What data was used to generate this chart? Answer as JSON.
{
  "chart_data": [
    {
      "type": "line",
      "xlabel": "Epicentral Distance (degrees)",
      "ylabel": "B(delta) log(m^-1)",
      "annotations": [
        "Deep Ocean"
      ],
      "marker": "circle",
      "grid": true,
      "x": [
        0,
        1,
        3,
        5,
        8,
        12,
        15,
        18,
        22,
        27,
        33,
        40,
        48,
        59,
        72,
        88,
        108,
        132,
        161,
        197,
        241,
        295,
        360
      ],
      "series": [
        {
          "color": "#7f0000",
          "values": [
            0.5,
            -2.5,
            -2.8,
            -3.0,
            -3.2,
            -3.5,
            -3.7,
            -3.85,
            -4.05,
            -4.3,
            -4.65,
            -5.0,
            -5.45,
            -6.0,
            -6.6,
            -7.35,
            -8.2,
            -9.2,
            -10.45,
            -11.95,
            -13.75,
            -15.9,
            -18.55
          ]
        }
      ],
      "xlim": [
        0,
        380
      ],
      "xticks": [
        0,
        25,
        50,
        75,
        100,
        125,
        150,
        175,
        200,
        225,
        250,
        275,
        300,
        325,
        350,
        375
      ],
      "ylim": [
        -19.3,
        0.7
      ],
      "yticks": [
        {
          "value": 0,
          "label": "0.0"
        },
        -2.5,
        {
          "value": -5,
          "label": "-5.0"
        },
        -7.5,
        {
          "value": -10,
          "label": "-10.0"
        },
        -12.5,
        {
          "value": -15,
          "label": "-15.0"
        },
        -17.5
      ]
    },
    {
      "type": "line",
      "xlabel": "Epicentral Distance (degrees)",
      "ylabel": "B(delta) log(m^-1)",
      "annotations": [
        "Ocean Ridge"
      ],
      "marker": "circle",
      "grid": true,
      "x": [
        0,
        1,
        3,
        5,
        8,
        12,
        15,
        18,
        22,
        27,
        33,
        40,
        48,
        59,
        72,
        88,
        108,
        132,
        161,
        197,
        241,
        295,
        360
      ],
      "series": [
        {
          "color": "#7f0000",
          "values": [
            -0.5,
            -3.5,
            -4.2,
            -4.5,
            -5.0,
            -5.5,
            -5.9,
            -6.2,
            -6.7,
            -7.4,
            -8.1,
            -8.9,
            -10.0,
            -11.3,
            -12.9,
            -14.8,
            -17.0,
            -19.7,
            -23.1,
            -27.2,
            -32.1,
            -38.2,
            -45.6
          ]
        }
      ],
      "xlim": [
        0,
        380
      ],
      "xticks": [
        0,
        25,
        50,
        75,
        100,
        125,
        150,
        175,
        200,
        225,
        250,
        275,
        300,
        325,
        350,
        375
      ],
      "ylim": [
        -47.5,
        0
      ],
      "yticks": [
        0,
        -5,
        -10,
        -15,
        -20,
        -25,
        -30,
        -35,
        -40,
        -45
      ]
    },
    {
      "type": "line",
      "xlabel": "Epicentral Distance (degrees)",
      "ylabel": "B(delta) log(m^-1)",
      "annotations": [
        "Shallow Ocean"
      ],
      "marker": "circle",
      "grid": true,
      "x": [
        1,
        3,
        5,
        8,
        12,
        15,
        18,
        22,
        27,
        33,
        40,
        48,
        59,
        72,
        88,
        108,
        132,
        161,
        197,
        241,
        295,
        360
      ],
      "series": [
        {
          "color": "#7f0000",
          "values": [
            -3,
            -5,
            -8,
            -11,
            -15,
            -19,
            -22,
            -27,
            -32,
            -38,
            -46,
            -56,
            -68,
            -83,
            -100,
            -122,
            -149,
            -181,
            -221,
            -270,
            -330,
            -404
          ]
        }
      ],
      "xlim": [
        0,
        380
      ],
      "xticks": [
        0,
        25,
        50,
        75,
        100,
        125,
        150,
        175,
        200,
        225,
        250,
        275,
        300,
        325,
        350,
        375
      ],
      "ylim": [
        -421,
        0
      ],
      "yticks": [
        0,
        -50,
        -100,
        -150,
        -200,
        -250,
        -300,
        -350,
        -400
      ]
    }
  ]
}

______________________________

Directions: Go through the listing above and restate it word for word.

Answer to the exercise:
What data was used to generate this chart? Answer as JSON.
{
  "chart_data": [
    {
      "type": "line",
      "xlabel": "Epicentral Distance (degrees)",
      "ylabel": "B(delta) log(m^-1)",
      "annotations": [
        "Deep Ocean"
      ],
      "marker": "circle",
      "grid": true,
      "x": [
        0,
        1,
        3,
        5,
        8,
        12,
        15,
        18,
        22,
        27,
        33,
        40,
        48,
        59,
        72,
        88,
        108,
        132,
        161,
        197,
        241,
        295,
        360
      ],
      "series": [
        {
          "color": "#7f0000",
          "values": [
            0.5,
            -2.5,
            -2.8,
            -3.0,
            -3.2,
            -3.5,
            -3.7,
            -3.85,
            -4.05,
            -4.3,
            -4.65,
            -5.0,
            -5.45,
            -6.0,
            -6.6,
            -7.35,
            -8.2,
            -9.2,
            -10.45,
            -11.95,
            -13.75,
            -15.9,
            -18.55
          ]
        }
      ],
      "xlim": [
        0,
        380
      ],
      "xticks": [
        0,
        25,
        50,
        75,
        100,
        125,
        150,
        175,
        200,
        225,
        250,
        275,
        300,
        325,
        350,
        375
      ],
      "ylim": [
        -19.3,
        0.7
      ],
      "yticks": [
        {
          "value": 0,
          "label": "0.0"
        },
        -2.5,
        {
          "value": -5,
          "label": "-5.0"
        },
        -7.5,
        {
          "value": -10,
          "label": "-10.0"
        },
        -12.5,
        {
          "value": -15,
          "label": "-15.0"
        },
        -17.5
      ]
    },
    {
      "type": "line",
      "xlabel": "Epicentral Distance (degrees)",
      "ylabel": "B(delta) log(m^-1)",
      "annotations": [
        "Ocean Ridge"
      ],
      "marker": "circle",
      "grid": true,
      "x": [
        0,
        1,
        3,
        5,
        8,
        12,
        15,
        18,
        22,
        27,
        33,
        40,
        48,
        59,
        72,
        88,
        108,
        132,
        161,
        197,
        241,
        295,
        360
      ],
      "series": [
        {
          "color": "#7f0000",
          "values": [
            -0.5,
            -3.5,
            -4.2,
            -4.5,
            -5.0,
            -5.5,
            -5.9,
            -6.2,
            -6.7,
            -7.4,
            -8.1,
            -8.9,
            -10.0,
            -11.3,
            -12.9,
            -14.8,
            -17.0,
            -19.7,
            -23.1,
            -27.2,
            -32.1,
            -38.2,
            -45.6
          ]
        }
      ],
      "xlim": [
        0,
        380
      ],
      "xticks": [
        0,
        25,
        50,
        75,
        100,
        125,
        150,
        175,
        200,
        225,
        250,
        275,
        300,
        325,
        350,
        375
      ],
      "ylim": [
        -47.5,
        0
      ],
      "yticks": [
        0,
        -5,
        -10,
        -15,
        -20,
        -25,
        -30,
        -35,
        -40,
        -45
      ]
    },
    {
      "type": "line",
      "xlabel": "Epicentral Distance (degrees)",
      "ylabel": "B(delta) log(m^-1)",
      "annotations": [
        "Shallow Ocean"
      ],
      "marker": "circle",
      "grid": true,
      "x": [
        1,
        3,
        5,
        8,
        12,
        15,
        18,
        22,
        27,
        33,
        40,
        48,
        59,
        72,
        88,
        108,
        132,
        161,
        197,
        241,
        295,
        360
      ],
      "series": [
        {
          "color": "#7f0000",
          "values": [
            -3,
            -5,
            -8,
            -11,
            -15,
            -19,
            -22,
            -27,
            -32,
            -38,
            -46,
            -56,
            -68,
            -83,
            -100,
            -122,
            -149,
            -181,
            -221,
            -270,
            -330,
            -404
          ]
        }
      ],
      "xlim": [
        0,
        380
      ],
      "xticks": [
        0,
        25,
        50,
        75,
        100,
        125,
        150,
        175,
        200,
        225,
        250,
        275,
        300,
        325,
        350,
        375
      ],
      "ylim": [
        -421,
        0
      ],
      "yticks": [
        0,
        -50,
        -100,
        -150,
        -200,
        -250,
        -300,
        -350,
        -400
      ]
    }
  ]
}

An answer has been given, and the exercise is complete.